**Set task**
Turn all of the material below into a numbered list with one item per line, leaving out blank lines. Don't include the pictures.

**Stored records**
============================================================

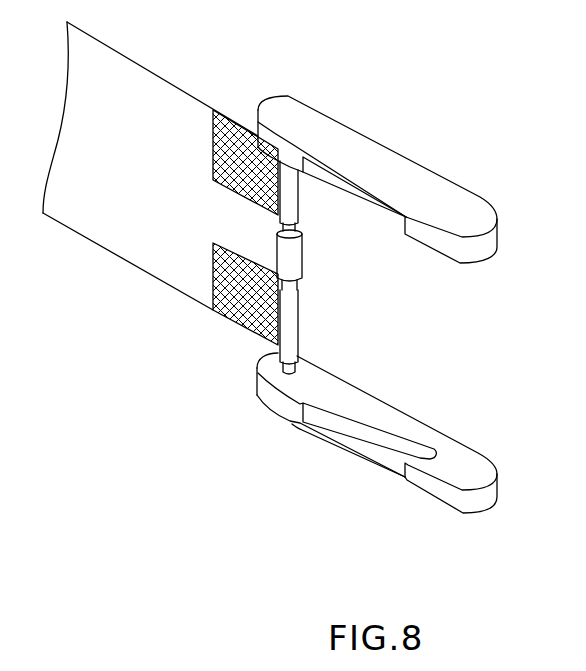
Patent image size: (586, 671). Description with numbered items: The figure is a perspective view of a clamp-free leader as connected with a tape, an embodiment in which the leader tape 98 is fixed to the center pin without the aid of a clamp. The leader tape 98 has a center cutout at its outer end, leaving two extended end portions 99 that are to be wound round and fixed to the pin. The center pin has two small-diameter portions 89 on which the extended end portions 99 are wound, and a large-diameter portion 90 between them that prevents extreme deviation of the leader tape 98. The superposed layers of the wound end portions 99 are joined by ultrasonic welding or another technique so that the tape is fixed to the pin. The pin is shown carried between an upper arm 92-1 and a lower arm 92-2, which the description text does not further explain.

The leader tape 98 is at (147, 68).
The extended end portions 99 is at (243, 168).
The upper clamp arm 92-1 is at (361, 148).
The lower clamp arm 92-2 is at (452, 503).
The small-diameter portions 89 is at (296, 287).
The large-diameter portion 90 is at (292, 252).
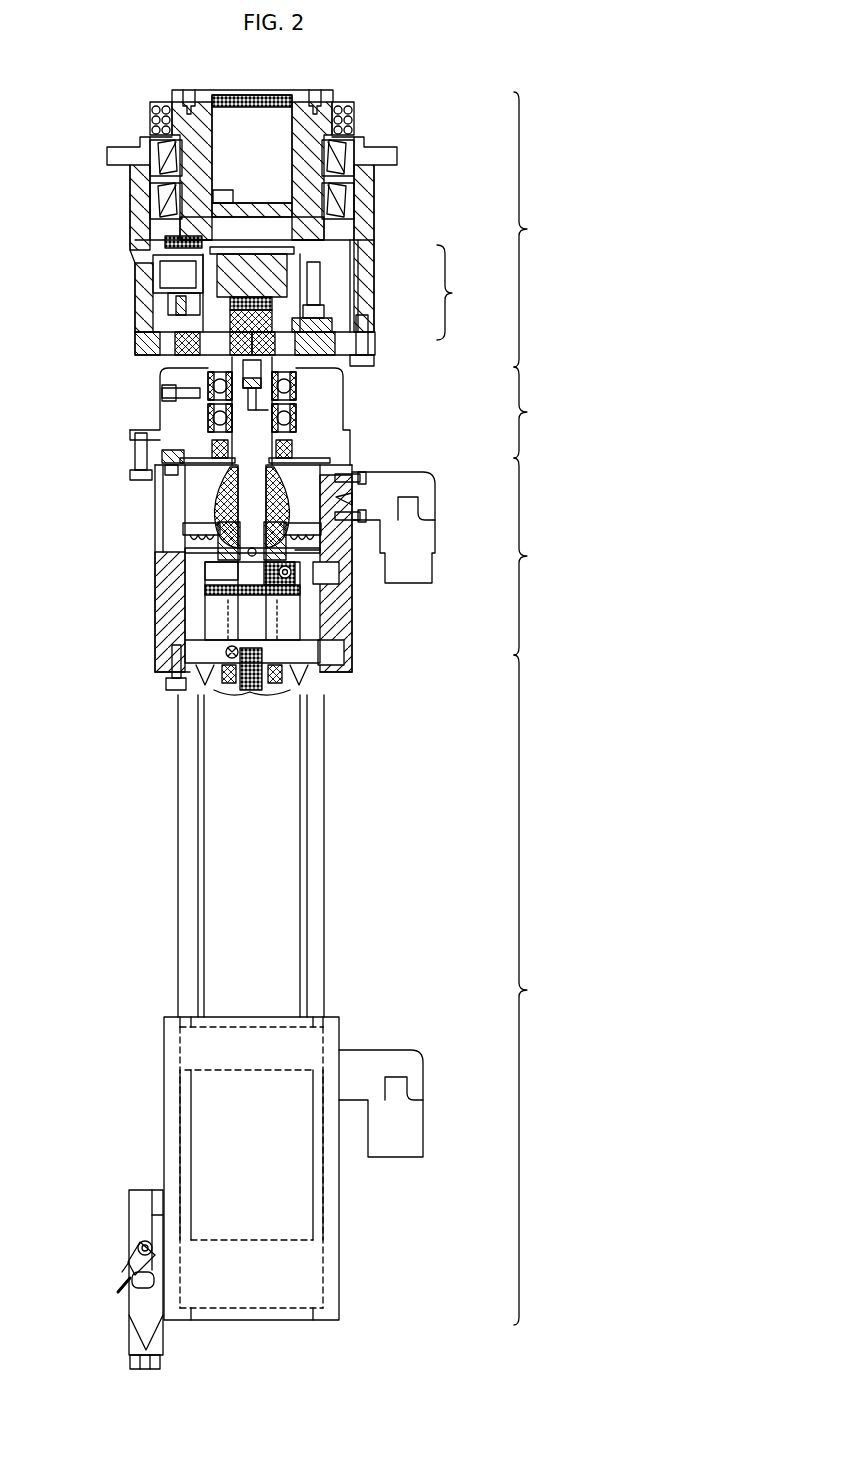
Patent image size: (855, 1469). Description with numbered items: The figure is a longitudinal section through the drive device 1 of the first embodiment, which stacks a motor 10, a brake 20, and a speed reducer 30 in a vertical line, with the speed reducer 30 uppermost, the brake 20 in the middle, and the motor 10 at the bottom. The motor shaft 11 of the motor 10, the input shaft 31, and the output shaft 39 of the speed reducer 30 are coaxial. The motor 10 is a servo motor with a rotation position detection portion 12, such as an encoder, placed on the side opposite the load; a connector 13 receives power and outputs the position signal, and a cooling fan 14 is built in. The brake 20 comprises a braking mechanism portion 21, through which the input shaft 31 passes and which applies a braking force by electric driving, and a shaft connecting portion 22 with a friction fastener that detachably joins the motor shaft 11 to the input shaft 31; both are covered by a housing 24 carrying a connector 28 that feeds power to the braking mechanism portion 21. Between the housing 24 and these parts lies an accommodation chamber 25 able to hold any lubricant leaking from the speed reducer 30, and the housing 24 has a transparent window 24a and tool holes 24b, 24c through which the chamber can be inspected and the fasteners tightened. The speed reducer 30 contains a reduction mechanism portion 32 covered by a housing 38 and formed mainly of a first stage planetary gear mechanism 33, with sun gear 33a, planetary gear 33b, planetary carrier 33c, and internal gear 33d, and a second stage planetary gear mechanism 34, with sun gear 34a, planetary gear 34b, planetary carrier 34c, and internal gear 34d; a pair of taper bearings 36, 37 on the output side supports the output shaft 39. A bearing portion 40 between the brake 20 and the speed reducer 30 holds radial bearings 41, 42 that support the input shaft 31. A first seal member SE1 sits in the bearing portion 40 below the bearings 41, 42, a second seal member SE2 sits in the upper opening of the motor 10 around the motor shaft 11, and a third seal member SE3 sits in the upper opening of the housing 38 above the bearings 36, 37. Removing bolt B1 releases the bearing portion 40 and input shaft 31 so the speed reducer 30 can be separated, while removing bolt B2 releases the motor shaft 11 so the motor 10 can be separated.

============================================================

**Exercise answer**
1. Patent image size: (586, 671). Description with numbered items: The figure is a perspective view of a clamp-free leader as connected with a tape, an embodiment in which the leader tape 98 is fixed to the center pin without the aid of a clamp. The leader tape 98 has a center cutout at its outer end, leaving two extended end portions 99 that are to be wound round and fixed to the pin. The center pin has two small-diameter portions 89 on which the extended end portions 99 are wound, and a large-diameter portion 90 between them that prevents extreme deviation of the leader tape 98. The superposed layers of the wound end portions 99 are joined by ultrasonic welding or another technique so that the tape is fixed to the pin. The pin is shown carried between an upper arm 92-1 and a lower arm 92-2, which the description text does not further explain.
2. The leader tape 98 is at (147, 68).
3. The extended end portions 99 is at (243, 168).
4. The upper clamp arm 92-1 is at (361, 148).
5. The lower clamp arm 92-2 is at (452, 503).
6. The small-diameter portions 89 is at (296, 287).
7. The large-diameter portion 90 is at (292, 252).
8. Patent image size: (855, 1469). Description with numbered items: The figure is a longitudinal section through the drive device 1 of the first embodiment, which stacks a motor 10, a brake 20, and a speed reducer 30 in a vertical line, with the speed reducer 30 uppermost, the brake 20 in the middle, and the motor 10 at the bottom. The motor shaft 11 of the motor 10, the input shaft 31, and the output shaft 39 of the speed reducer 30 are coaxial. The motor 10 is a servo motor with a rotation position detection portion 12, such as an encoder, placed on the side opposite the load; a connector 13 receives power and outputs the position signal, and a cooling fan 14 is built in. The brake 20 comprises a braking mechanism portion 21, through which the input shaft 31 passes and which applies a braking force by electric driving, and a shaft connecting portion 22 with a friction fastener that detachably joins the motor shaft 11 to the input shaft 31; both are covered by a housing 24 carrying a connector 28 that feeds power to the braking mechanism portion 21. Between the housing 24 and these parts lies an accommodation chamber 25 able to hold any lubricant leaking from the speed reducer 30, and the housing 24 has a transparent window 24a and tool holes 24b, 24c through which the chamber can be inspected and the fasteners tightened. The speed reducer 30 contains a reduction mechanism portion 32 covered by a housing 38 and formed mainly of a first stage planetary gear mechanism 33, with sun gear 33a, planetary gear 33b, planetary carrier 33c, and internal gear 33d, and a second stage planetary gear mechanism 34, with sun gear 34a, planetary gear 34b, planetary carrier 34c, and internal gear 34d; a pair of taper bearings 36, 37 on the output side supports the output shaft 39. A bearing portion 40 between the brake 20 and the speed reducer 30 holds radial bearings 41, 42 that support the input shaft 31. A first seal member SE1 sits in the bearing portion 40 below the bearings 41, 42, a second seal member SE2 sits in the upper opening of the motor 10 around the motor shaft 11, and a third seal member SE3 sits in the upper opening of the housing 38 above the bearings 36, 37. Removing bolt B1 releases the bearing portion 40 and input shaft 31 so the speed reducer 30 can be separated, while removing bolt B2 releases the motor shaft 11 so the motor 10 can be separated.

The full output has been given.